(Stored entries)
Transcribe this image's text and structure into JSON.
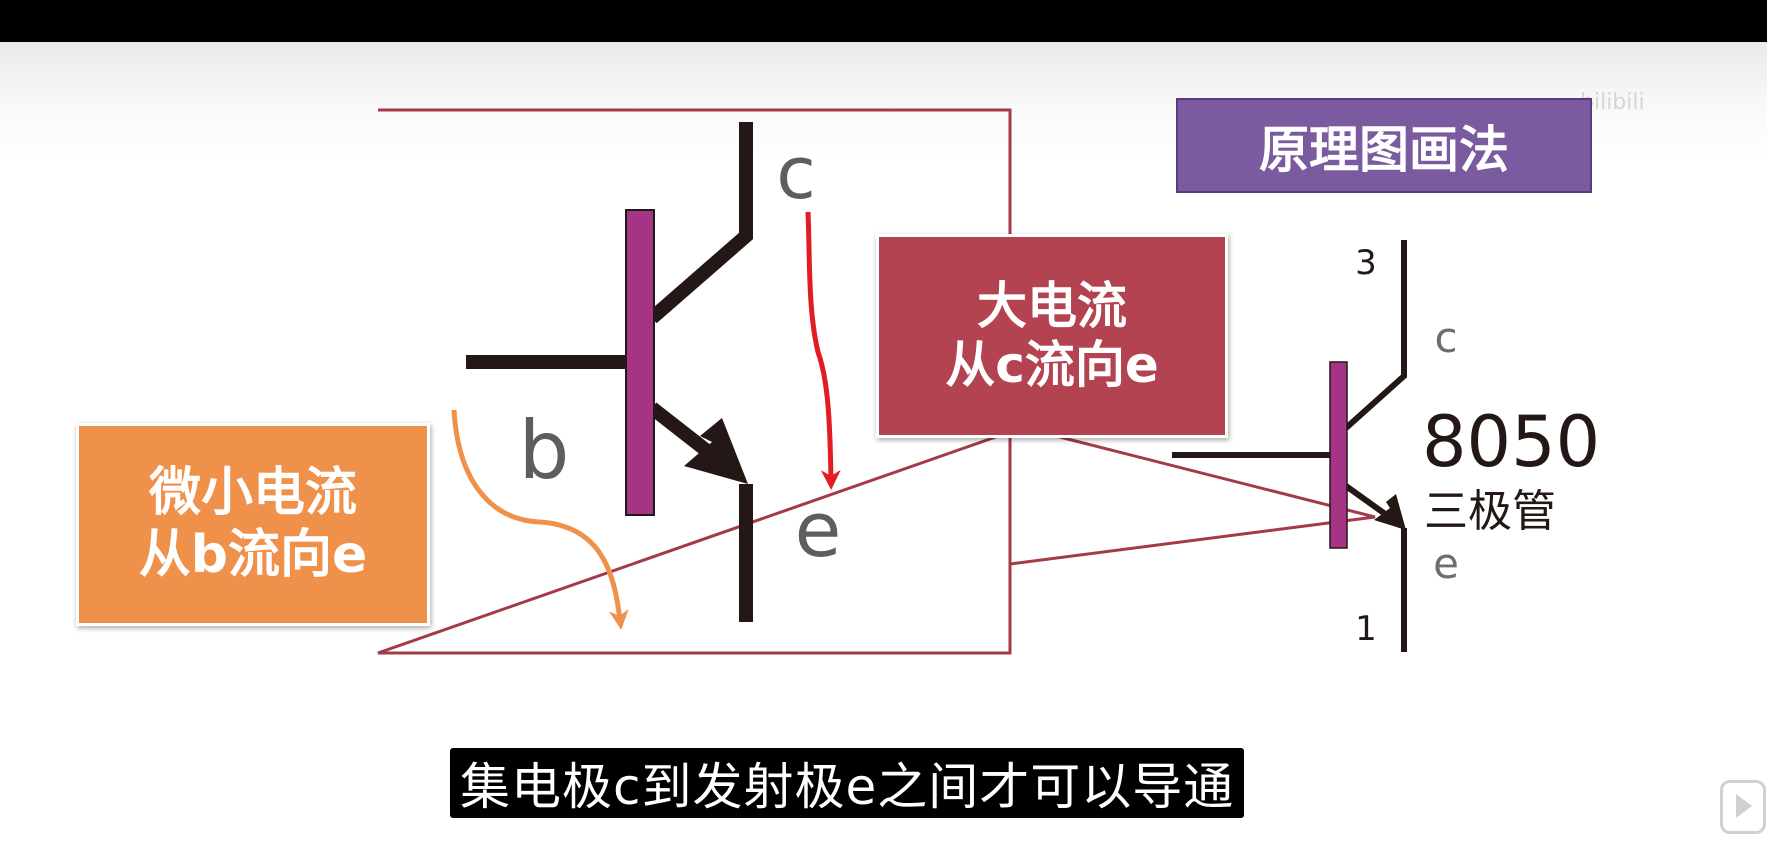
{
  "title": "原理图画法",
  "callout_small_current": {
    "line1": "微小电流",
    "line2": "从b流向e"
  },
  "callout_large_current": {
    "line1": "大电流",
    "line2": "从c流向e"
  },
  "big_diagram": {
    "collector": "c",
    "base": "b",
    "emitter": "e"
  },
  "small_diagram": {
    "pin_top": "3",
    "pin_bottom": "1",
    "collector": "c",
    "emitter": "e",
    "part_number": "8050",
    "part_type": "三极管"
  },
  "subtitle": "集电极c到发射极e之间才可以导通",
  "watermark": "bilibili",
  "colors": {
    "box_outline": "#a43a48",
    "bar_purple": "#a53487",
    "arrow_red": "#e31b23",
    "arrow_orange": "#ef914b",
    "title_purple": "#7b5ba0"
  }
}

▸ TASK OBJECTIVE:
Omit the pictures and output all of the other material exactly.

▸ WORKED ANSWER:
Transcribe this image's text and structure into JSON.
{
  "title": "原理图画法",
  "callout_small_current": {
    "line1": "微小电流",
    "line2": "从b流向e"
  },
  "callout_large_current": {
    "line1": "大电流",
    "line2": "从c流向e"
  },
  "big_diagram": {
    "collector": "c",
    "base": "b",
    "emitter": "e"
  },
  "small_diagram": {
    "pin_top": "3",
    "pin_bottom": "1",
    "collector": "c",
    "emitter": "e",
    "part_number": "8050",
    "part_type": "三极管"
  },
  "subtitle": "集电极c到发射极e之间才可以导通",
  "watermark": "bilibili",
  "colors": {
    "box_outline": "#a43a48",
    "bar_purple": "#a53487",
    "arrow_red": "#e31b23",
    "arrow_orange": "#ef914b",
    "title_purple": "#7b5ba0"
  }
}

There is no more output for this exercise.